**What you need to do**.
Give all the lines below again, exactly, with no pictures.
◇ ◇ ◇ ◇
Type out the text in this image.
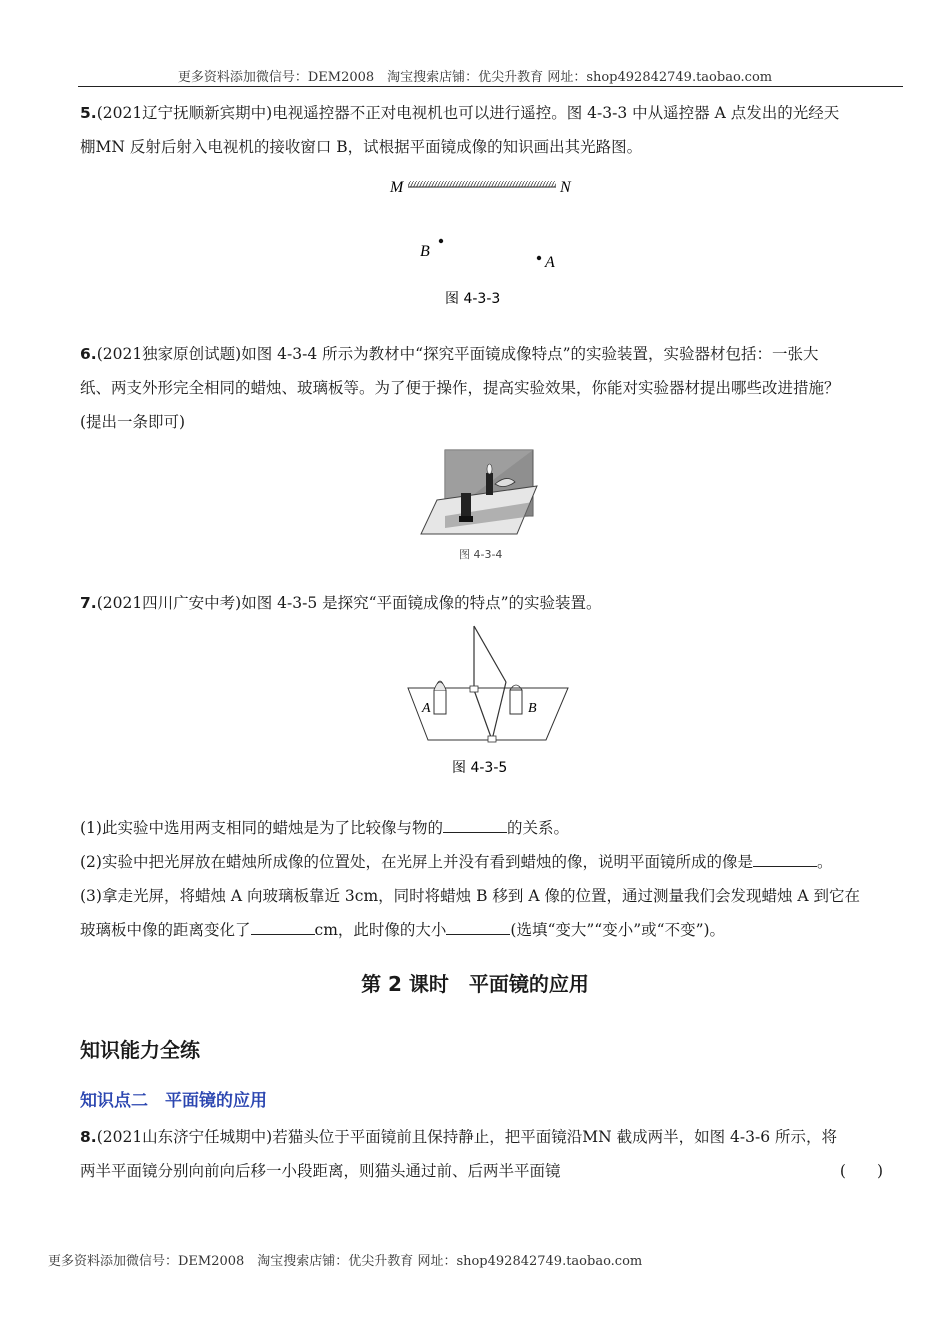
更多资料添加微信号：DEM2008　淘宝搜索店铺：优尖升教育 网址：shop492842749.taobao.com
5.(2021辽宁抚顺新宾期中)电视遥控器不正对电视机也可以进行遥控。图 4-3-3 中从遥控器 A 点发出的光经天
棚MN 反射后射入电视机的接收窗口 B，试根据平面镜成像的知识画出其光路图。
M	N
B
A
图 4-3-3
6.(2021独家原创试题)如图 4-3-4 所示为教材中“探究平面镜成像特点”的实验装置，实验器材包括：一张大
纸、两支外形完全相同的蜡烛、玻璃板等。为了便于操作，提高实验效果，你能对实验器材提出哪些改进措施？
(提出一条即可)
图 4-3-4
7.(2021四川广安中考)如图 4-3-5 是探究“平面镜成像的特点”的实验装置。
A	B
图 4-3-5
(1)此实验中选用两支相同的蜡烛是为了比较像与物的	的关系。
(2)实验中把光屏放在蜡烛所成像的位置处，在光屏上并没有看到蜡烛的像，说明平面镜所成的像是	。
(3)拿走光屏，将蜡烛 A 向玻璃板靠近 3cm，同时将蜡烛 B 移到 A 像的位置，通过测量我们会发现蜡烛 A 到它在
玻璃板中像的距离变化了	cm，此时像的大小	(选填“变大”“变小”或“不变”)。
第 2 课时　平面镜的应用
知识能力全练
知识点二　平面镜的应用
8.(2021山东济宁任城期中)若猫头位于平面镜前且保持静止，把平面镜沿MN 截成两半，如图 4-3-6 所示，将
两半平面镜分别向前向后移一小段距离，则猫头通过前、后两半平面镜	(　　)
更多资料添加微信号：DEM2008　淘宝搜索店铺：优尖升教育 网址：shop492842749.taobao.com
◇ ◇ ◇ ◇
**Response**.
Type out the text in this image.
更多资料添加微信号：DEM2008　淘宝搜索店铺：优尖升教育 网址：shop492842749.taobao.com
5.(2021辽宁抚顺新宾期中)电视遥控器不正对电视机也可以进行遥控。图 4-3-3 中从遥控器 A 点发出的光经天
棚MN 反射后射入电视机的接收窗口 B，试根据平面镜成像的知识画出其光路图。
M	N
B
A
图 4-3-3
6.(2021独家原创试题)如图 4-3-4 所示为教材中“探究平面镜成像特点”的实验装置，实验器材包括：一张大
纸、两支外形完全相同的蜡烛、玻璃板等。为了便于操作，提高实验效果，你能对实验器材提出哪些改进措施？
(提出一条即可)
图 4-3-4
7.(2021四川广安中考)如图 4-3-5 是探究“平面镜成像的特点”的实验装置。
A	B
图 4-3-5
(1)此实验中选用两支相同的蜡烛是为了比较像与物的	的关系。
(2)实验中把光屏放在蜡烛所成像的位置处，在光屏上并没有看到蜡烛的像，说明平面镜所成的像是	。
(3)拿走光屏，将蜡烛 A 向玻璃板靠近 3cm，同时将蜡烛 B 移到 A 像的位置，通过测量我们会发现蜡烛 A 到它在
玻璃板中像的距离变化了	cm，此时像的大小	(选填“变大”“变小”或“不变”)。
第 2 课时　平面镜的应用
知识能力全练
知识点二　平面镜的应用
8.(2021山东济宁任城期中)若猫头位于平面镜前且保持静止，把平面镜沿MN 截成两半，如图 4-3-6 所示，将
两半平面镜分别向前向后移一小段距离，则猫头通过前、后两半平面镜	(　　)
更多资料添加微信号：DEM2008　淘宝搜索店铺：优尖升教育 网址：shop492842749.taobao.com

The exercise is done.